STATED TASK: Every line holding the word "France" counts once. Give the total, nothing more.

====

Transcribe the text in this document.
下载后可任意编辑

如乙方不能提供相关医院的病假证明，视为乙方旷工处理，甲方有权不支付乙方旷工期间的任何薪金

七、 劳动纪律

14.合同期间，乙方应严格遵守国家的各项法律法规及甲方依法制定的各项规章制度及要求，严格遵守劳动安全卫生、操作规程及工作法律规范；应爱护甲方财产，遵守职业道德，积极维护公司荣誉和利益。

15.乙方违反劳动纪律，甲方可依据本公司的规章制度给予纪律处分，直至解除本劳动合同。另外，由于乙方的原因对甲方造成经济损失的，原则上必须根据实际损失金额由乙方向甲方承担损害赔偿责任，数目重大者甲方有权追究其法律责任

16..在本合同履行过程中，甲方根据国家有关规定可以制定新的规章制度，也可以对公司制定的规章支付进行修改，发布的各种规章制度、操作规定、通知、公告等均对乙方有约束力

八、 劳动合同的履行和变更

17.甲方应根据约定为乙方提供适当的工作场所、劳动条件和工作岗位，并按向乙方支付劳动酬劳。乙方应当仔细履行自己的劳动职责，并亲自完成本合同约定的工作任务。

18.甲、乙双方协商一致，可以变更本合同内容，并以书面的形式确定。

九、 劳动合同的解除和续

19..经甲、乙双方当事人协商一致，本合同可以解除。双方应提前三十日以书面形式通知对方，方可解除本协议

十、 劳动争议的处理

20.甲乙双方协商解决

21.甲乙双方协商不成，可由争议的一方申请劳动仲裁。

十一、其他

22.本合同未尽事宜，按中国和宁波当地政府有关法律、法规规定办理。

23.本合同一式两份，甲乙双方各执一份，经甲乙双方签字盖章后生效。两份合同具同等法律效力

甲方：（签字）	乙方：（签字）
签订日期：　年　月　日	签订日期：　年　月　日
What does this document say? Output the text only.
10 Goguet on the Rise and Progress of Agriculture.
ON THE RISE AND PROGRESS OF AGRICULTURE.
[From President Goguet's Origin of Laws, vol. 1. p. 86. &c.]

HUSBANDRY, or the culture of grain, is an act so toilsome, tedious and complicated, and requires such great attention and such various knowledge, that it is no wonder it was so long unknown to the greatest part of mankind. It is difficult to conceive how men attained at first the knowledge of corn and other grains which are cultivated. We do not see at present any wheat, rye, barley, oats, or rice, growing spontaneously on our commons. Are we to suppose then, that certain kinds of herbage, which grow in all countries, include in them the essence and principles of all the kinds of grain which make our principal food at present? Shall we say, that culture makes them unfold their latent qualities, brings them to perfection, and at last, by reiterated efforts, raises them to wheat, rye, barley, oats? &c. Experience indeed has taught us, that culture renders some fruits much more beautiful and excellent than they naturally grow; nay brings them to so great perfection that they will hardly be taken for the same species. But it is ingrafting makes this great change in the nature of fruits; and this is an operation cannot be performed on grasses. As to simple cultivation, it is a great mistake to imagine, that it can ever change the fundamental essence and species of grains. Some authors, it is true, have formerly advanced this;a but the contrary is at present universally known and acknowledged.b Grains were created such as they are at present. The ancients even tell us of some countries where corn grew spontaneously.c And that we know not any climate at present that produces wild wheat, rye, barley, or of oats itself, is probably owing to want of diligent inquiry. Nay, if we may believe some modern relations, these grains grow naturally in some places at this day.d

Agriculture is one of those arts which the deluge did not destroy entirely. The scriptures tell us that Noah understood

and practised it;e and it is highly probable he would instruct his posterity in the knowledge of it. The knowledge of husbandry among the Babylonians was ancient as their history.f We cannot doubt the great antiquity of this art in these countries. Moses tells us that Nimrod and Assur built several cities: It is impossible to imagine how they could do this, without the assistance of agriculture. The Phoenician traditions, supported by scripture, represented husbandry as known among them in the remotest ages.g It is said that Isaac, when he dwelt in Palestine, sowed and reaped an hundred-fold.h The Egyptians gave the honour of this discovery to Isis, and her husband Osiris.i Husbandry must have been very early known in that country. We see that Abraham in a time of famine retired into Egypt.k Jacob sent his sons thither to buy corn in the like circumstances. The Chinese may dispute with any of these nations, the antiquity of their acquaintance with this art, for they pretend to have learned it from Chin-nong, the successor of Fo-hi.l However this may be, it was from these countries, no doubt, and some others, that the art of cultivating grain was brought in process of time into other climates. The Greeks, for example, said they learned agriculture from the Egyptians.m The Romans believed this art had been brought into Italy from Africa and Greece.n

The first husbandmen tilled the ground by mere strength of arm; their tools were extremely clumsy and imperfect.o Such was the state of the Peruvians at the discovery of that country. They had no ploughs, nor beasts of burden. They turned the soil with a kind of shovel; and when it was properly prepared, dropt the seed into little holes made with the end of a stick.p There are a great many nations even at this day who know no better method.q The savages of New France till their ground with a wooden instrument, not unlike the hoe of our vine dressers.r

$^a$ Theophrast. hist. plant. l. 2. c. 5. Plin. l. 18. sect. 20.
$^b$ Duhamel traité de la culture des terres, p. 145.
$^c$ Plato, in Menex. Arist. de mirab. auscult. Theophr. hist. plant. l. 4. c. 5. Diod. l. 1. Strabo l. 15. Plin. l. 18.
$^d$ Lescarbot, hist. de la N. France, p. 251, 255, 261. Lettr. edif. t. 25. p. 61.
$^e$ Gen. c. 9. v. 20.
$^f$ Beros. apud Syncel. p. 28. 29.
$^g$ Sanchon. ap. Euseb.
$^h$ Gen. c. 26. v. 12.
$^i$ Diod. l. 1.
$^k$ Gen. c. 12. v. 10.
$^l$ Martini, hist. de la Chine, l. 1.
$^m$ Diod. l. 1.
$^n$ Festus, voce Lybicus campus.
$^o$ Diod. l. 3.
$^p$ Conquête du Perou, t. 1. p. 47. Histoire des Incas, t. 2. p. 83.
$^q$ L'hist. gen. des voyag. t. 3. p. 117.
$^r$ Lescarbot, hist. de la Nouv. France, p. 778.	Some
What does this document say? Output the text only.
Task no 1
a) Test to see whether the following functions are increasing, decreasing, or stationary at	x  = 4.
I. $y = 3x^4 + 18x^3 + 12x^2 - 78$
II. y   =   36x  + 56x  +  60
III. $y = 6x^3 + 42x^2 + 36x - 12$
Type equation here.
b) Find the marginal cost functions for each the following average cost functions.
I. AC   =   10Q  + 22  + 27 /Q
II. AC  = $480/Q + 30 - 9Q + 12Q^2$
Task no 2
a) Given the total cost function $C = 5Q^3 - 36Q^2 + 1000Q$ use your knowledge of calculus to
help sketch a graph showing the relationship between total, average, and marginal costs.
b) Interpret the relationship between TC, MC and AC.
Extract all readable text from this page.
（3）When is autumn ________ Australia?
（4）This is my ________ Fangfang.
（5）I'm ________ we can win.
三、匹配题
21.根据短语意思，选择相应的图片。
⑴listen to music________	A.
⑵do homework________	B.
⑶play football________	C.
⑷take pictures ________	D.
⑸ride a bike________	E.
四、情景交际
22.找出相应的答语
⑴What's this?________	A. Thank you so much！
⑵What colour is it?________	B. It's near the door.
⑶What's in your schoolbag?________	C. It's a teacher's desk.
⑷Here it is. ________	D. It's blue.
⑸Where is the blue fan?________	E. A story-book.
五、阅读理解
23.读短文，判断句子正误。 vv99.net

====

FULL RESPONSE: 3